Dataset items:

(begin)

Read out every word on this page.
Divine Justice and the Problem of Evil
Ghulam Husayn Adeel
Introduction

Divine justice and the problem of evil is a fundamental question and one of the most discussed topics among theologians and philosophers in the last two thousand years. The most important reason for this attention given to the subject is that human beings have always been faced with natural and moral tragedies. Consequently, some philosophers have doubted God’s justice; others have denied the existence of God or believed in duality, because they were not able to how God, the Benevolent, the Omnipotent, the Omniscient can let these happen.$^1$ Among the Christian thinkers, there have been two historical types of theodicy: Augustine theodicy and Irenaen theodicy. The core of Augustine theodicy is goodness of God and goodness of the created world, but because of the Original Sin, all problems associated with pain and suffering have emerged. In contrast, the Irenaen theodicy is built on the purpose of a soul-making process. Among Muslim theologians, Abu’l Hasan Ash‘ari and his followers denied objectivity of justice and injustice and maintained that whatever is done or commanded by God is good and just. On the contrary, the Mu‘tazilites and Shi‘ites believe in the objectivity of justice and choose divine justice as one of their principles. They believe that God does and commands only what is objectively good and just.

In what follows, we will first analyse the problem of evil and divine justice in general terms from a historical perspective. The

(end)
(begin)

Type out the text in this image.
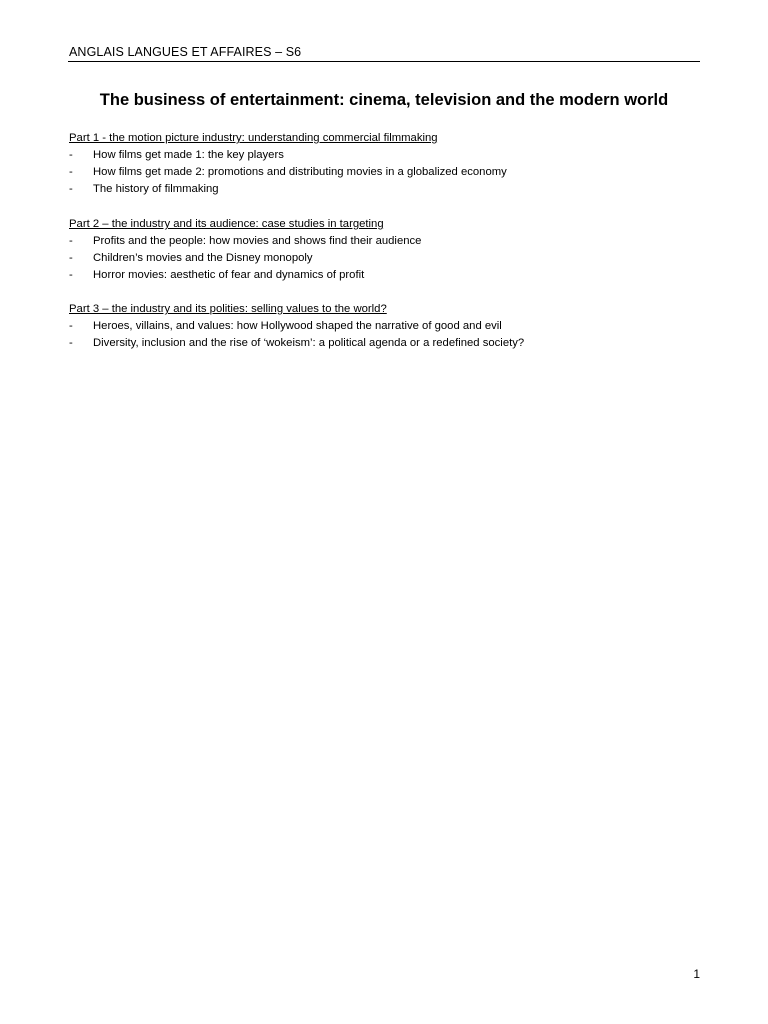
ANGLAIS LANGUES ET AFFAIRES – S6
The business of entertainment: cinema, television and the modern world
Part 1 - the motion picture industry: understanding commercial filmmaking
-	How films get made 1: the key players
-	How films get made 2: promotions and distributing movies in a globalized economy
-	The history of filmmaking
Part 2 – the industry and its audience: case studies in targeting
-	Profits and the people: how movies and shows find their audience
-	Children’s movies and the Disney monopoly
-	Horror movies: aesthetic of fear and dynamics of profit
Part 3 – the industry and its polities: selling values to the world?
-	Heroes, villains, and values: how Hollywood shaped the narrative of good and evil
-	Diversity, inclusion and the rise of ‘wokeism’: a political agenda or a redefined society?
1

(end)
(begin)

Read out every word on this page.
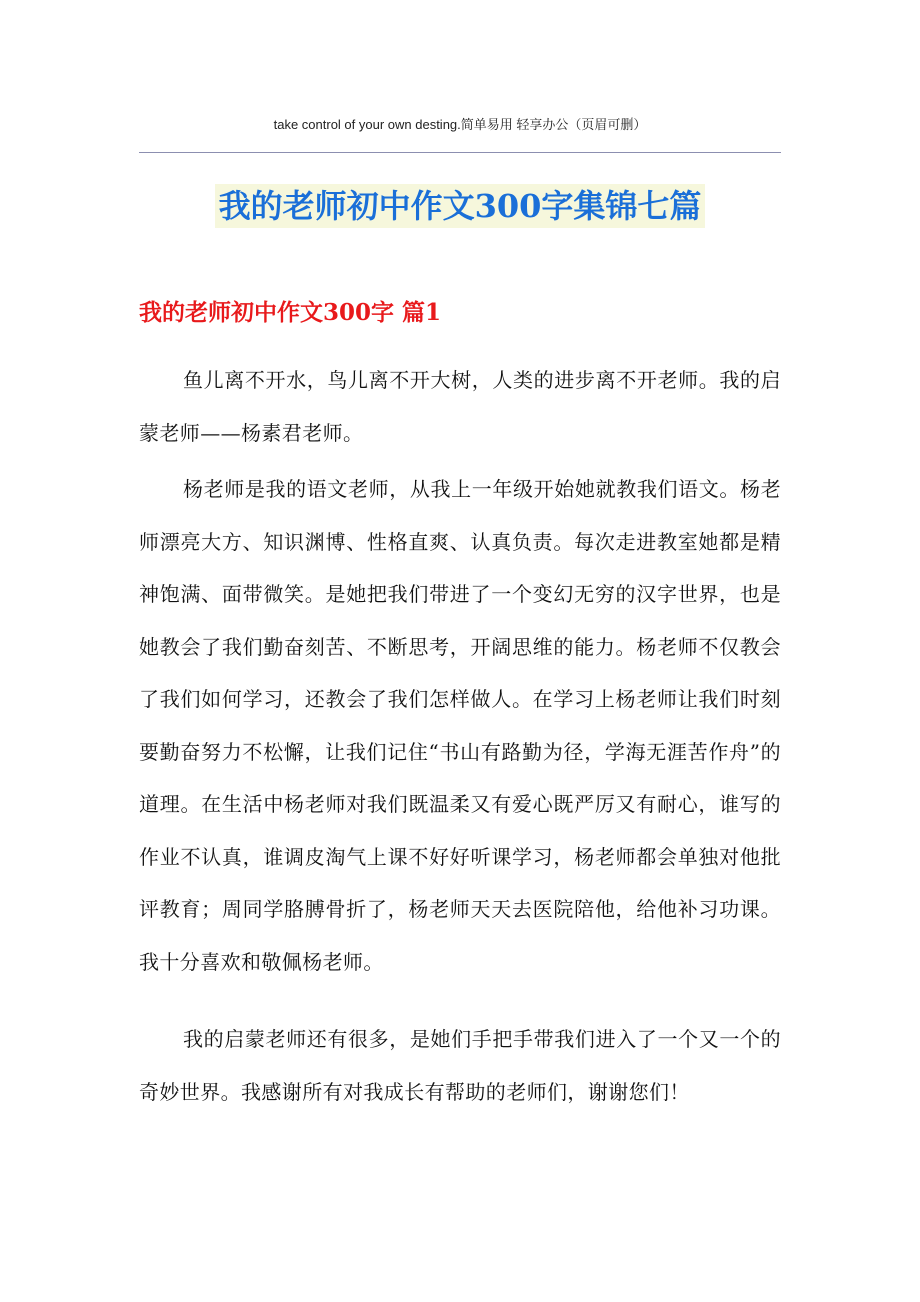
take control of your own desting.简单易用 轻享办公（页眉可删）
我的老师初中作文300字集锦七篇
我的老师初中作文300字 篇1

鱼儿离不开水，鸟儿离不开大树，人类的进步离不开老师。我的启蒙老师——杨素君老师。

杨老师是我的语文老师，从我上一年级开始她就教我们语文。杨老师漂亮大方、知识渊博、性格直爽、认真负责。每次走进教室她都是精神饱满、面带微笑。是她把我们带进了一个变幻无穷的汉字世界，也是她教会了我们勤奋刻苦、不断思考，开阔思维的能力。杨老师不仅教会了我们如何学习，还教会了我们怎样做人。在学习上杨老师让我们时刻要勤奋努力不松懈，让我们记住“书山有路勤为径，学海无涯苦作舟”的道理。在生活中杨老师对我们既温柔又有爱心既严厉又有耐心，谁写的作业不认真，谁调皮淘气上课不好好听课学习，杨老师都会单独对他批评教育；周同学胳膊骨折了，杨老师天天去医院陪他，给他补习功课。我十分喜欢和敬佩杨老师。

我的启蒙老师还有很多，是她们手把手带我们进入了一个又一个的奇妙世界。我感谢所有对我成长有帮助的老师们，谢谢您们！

(end)

Prompt
Go through the entries and return each line where the word "audience" appears.

Answer to the task
Part 2 – the industry and its audience: case studies in targeting
-	Profits and the people: how movies and shows find their audience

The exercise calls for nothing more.